• **Work to do**:
Of the lines in the listing, how many include the string "marker"? Write the number and nothing else.
--------------------------------
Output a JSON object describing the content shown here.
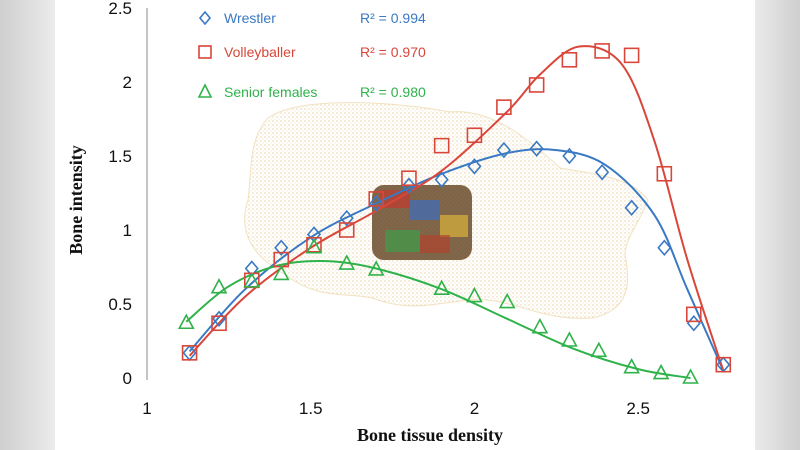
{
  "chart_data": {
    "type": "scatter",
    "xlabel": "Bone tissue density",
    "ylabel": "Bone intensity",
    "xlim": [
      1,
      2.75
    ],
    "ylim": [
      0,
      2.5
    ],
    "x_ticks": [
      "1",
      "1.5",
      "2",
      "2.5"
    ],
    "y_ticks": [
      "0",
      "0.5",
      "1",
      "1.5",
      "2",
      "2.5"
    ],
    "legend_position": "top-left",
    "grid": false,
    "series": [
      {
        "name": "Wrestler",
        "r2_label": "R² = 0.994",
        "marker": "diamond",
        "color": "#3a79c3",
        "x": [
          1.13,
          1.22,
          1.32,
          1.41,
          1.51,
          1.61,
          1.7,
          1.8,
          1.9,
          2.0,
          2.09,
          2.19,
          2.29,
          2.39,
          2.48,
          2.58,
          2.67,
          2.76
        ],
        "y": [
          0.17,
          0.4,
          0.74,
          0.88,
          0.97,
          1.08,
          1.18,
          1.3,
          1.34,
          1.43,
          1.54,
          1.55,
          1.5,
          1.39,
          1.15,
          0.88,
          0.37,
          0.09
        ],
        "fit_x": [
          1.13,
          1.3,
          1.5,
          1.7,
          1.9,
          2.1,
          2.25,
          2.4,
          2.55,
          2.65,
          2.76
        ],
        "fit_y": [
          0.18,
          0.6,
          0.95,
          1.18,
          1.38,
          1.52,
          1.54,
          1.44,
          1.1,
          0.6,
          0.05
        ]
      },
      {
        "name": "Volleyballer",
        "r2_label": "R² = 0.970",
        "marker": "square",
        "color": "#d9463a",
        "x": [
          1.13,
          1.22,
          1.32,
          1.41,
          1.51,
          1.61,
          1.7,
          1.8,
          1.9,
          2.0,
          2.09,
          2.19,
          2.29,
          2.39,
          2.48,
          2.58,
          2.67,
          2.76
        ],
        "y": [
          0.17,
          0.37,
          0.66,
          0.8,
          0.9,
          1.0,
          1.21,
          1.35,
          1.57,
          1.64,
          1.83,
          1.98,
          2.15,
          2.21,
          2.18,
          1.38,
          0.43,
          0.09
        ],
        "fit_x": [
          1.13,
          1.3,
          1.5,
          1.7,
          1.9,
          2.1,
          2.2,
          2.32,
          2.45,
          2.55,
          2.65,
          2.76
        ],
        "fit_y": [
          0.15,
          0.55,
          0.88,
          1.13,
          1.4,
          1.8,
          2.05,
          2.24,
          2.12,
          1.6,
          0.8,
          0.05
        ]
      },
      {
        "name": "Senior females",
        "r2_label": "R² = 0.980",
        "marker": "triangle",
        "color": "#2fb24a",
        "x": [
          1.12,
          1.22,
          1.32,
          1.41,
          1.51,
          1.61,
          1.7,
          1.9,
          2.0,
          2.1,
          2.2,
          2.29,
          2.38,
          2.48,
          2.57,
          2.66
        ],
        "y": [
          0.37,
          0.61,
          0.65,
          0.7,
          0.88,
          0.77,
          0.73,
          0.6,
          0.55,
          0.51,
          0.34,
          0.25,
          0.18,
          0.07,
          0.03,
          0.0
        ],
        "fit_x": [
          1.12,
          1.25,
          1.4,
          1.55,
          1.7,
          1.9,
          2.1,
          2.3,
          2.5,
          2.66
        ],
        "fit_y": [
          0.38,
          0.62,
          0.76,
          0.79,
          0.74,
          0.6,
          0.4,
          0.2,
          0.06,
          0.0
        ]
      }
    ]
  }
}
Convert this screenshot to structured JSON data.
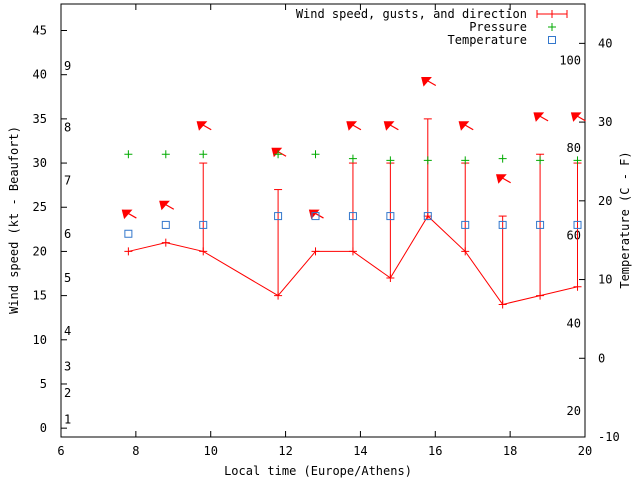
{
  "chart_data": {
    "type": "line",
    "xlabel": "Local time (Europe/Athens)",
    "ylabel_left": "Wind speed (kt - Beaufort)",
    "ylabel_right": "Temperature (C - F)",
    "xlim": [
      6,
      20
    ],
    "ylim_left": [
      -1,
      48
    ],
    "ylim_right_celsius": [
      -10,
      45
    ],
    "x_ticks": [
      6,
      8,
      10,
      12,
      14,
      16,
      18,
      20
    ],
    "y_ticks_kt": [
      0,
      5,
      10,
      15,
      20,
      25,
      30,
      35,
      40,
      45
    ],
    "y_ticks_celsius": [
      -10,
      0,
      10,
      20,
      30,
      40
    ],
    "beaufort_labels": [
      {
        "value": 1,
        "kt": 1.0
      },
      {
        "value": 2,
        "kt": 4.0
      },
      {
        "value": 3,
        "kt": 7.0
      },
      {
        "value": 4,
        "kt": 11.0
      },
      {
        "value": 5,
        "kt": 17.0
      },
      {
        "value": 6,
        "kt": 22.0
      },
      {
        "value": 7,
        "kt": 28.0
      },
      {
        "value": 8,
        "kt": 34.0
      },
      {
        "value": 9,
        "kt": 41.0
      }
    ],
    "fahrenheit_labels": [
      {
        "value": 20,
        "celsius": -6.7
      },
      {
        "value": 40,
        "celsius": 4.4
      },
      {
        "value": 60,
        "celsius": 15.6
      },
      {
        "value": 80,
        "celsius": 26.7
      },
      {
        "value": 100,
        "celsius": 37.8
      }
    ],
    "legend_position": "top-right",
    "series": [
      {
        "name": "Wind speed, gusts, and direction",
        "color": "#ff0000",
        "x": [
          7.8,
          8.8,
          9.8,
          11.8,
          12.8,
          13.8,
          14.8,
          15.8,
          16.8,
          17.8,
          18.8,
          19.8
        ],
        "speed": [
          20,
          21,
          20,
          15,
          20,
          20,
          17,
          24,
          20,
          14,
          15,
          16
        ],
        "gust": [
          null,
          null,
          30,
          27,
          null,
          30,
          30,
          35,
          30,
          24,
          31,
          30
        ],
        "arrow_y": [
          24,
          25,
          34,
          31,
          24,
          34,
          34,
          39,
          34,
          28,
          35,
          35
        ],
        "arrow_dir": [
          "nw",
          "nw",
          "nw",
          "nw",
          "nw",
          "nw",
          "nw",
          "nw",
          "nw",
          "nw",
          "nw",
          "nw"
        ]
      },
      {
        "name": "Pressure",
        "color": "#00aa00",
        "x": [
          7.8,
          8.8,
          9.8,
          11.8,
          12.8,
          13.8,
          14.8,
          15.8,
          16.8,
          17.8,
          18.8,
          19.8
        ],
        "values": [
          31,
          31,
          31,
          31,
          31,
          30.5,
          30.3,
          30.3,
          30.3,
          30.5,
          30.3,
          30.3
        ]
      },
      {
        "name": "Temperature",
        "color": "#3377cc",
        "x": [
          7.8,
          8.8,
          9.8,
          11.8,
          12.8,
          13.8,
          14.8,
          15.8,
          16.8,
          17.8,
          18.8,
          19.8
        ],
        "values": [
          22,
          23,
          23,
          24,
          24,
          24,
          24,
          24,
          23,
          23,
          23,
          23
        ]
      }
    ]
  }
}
--------------------------------
• **Solution for this task**:
3